>> BEGIN TEXT TO READ

Recent statistics reveal a stark reality for university graduates in Australia’s architecture and design sectors, with one in three facing unemployment or grappling with the challenges of transitioning into full-time work.

This alarming trend sheds light on the pressing need for targeted solutions to bridge the gap between university and industry demands.

According to Australian labour market data and graduate surveys, from QILT, an average 32% of recent graduates in architecture and design find themselves without employment opportunities, highlighting a substantial gap between educational training and the practical skills required by the job market.

Depending on the university you graduate from, the employment statistics can vary, with a noticeable decline when considering demographic factors.

International students, female students, and those with disabilities, anecdotally, may face additional challenges. Some university surveys have even identified a staggering 48% of recent graduates experiencing difficulties in finding employment.

“The gap between what universities teach and what employers need is clear,” said Kevin Mitchem, Co-founder of CO-architecture.

“Fundamentally, universities focus on theoretical knowledge and creative exploration, while employers want practical skills, technical know-how, and an understanding of real-world constraints like budgets and timelines.”

“Graduates are crying out for applied learning experiences. CO-academy bridges this gap by helping graduates gain the practical skills employers seek in design and architecture” added Mitchem.

Australian Graduates Speak Out – Recent graduates in Australia echo the challenges they face in securing employment. Jafar Abtan, a member of CO-academy’s boot camp, reflects on his uni experience, stating,”Any position within the field would satisfy me, but I need to (be) realistic.”

This sentiment underscores the difficulties young professionals encounter as they navigate the competitive job market post-graduation.

>> END TEXT TO READ

• _REQUESTS_
1 – Write out the passage on graduate employment in architecture and design between "Recent statistics reveal" and "and industry demands.", inclusive.
2 – According to the passage on graduate employment in architecture and design, what average percentage of recent graduates in those fields are without employment opportunities?
The rows bear no relation to the passage on graduate employment in architecture and design.

>> BEGIN DATA

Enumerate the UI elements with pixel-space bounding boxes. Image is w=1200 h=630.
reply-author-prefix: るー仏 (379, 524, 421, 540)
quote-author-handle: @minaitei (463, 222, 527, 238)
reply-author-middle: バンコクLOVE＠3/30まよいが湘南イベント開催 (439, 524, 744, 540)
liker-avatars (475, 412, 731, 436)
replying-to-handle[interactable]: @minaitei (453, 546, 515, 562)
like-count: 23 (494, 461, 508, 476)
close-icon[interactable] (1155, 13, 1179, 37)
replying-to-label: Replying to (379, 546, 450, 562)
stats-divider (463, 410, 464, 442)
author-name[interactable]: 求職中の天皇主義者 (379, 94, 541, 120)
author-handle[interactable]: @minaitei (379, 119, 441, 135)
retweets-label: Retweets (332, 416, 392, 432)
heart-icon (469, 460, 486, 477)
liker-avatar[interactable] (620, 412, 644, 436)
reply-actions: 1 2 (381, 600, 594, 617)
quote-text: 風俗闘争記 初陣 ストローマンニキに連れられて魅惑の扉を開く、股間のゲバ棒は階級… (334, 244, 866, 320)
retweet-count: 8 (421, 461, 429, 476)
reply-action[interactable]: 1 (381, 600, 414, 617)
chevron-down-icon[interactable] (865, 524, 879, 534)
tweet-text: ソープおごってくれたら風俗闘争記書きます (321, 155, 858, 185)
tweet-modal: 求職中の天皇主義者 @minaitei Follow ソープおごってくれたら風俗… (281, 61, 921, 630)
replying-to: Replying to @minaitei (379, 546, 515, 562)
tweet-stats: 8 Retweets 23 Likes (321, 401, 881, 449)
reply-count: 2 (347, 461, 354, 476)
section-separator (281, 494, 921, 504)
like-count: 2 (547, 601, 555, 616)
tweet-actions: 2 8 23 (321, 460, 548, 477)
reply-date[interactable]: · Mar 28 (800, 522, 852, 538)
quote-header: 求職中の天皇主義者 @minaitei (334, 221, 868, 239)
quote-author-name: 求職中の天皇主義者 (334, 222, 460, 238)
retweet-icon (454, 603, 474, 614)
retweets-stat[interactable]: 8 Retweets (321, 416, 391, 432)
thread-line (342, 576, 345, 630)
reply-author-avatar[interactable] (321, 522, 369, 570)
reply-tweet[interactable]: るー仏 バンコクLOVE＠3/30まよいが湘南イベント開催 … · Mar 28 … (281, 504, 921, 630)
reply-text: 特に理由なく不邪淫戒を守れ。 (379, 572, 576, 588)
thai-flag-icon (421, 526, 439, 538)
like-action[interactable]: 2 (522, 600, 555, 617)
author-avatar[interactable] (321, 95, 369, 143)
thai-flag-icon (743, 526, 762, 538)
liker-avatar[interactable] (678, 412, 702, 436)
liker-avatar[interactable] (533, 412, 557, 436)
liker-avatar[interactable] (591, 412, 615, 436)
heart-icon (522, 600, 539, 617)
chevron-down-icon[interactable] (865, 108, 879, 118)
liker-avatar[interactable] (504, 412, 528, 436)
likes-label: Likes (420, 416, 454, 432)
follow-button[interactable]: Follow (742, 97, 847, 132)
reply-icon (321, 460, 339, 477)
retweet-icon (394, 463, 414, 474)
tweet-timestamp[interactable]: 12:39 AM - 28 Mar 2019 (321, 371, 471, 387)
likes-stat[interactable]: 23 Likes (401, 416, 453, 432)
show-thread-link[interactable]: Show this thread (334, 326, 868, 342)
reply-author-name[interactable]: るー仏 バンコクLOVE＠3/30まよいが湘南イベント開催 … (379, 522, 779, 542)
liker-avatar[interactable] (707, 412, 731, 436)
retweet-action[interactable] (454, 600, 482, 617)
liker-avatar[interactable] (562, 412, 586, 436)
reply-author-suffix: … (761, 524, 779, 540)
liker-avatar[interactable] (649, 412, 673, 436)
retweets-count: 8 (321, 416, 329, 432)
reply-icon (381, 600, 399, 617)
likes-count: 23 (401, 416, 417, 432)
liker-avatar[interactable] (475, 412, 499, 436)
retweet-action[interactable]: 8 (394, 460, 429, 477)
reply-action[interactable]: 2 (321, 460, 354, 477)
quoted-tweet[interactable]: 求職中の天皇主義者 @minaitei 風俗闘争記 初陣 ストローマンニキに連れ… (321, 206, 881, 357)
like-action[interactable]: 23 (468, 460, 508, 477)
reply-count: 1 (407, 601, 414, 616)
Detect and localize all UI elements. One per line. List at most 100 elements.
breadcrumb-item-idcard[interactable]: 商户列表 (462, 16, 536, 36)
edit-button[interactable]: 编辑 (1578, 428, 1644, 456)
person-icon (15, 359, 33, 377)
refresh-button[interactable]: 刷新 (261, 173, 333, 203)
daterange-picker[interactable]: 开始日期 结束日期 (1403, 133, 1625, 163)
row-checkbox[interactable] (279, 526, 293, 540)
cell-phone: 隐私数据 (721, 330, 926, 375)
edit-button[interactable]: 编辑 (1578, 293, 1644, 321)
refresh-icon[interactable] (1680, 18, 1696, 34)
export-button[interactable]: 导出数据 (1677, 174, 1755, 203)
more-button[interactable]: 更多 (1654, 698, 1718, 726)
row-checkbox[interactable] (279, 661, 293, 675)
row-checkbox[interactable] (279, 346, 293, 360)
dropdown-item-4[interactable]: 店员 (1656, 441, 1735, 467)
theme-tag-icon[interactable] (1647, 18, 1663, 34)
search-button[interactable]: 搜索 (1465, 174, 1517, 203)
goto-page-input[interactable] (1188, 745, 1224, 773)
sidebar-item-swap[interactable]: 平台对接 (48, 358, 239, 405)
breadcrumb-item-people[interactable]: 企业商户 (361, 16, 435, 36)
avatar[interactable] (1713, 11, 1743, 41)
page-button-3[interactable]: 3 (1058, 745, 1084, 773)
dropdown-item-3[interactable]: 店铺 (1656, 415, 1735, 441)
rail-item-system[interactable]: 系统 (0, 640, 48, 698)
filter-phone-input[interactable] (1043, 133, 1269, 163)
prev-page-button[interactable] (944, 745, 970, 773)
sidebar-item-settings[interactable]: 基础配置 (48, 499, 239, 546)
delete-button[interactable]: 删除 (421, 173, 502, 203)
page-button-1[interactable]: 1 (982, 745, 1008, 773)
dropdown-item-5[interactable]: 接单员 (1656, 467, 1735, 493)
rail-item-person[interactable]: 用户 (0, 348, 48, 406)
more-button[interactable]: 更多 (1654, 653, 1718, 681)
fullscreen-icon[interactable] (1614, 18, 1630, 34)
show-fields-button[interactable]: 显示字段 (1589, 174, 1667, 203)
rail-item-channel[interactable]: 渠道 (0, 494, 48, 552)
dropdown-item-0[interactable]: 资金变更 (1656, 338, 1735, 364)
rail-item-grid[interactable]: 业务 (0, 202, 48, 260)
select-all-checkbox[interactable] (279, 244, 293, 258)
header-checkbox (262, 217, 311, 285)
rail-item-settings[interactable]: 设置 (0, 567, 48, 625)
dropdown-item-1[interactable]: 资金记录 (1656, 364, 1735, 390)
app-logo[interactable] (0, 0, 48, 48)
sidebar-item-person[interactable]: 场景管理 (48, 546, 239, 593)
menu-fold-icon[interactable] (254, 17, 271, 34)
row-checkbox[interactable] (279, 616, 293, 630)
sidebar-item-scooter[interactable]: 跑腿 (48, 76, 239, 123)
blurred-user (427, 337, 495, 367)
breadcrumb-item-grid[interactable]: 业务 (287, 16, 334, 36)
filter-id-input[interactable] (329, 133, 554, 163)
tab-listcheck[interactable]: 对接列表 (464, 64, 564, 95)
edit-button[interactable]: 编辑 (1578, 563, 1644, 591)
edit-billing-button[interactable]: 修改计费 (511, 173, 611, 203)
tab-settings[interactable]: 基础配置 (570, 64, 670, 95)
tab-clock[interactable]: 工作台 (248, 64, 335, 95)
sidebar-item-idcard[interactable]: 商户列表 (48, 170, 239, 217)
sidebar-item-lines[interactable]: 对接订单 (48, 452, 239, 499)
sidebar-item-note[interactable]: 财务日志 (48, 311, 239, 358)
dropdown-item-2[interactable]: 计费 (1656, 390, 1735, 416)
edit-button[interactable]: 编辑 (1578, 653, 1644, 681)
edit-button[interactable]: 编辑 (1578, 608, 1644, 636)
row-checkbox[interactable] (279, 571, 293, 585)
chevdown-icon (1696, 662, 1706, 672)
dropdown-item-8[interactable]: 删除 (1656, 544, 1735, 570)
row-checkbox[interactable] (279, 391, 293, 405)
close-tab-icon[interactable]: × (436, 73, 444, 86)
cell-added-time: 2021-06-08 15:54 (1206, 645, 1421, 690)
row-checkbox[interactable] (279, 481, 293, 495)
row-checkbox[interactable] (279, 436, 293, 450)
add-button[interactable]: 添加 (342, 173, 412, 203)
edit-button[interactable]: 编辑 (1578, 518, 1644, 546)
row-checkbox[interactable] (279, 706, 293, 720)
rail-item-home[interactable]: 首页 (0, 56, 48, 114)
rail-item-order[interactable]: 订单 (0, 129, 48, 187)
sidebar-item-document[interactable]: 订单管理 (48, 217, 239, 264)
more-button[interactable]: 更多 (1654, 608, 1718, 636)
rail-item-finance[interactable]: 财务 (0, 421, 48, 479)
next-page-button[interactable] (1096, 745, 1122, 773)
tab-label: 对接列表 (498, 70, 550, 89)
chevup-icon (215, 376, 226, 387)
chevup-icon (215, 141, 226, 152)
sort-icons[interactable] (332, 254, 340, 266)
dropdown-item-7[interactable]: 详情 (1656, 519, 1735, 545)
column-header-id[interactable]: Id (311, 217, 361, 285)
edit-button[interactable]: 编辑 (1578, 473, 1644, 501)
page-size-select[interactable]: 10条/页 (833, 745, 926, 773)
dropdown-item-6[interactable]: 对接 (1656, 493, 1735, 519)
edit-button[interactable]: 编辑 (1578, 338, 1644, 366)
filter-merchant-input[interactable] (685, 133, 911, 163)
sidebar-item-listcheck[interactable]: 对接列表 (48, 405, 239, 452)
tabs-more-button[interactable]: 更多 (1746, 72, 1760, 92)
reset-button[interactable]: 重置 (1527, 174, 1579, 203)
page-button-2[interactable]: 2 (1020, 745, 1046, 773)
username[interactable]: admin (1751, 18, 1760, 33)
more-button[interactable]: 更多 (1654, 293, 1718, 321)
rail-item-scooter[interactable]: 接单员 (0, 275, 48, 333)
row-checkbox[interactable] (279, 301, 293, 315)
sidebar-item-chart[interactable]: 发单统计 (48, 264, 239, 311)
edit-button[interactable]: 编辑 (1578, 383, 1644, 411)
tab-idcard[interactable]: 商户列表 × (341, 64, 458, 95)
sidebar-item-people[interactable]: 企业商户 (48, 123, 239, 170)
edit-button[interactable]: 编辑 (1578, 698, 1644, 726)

>> END DATA

• _THE RESULTS_
1 –
Recent statistics reveal a stark reality for university graduates in Australia’s architecture and design sectors, with one in three facing unemployment or grappling with the challenges of transitioning into full-time work.

This alarming trend sheds light on the pressing need for targeted solutions to bridge the gap between university and industry demands.

2 – An average of 32%.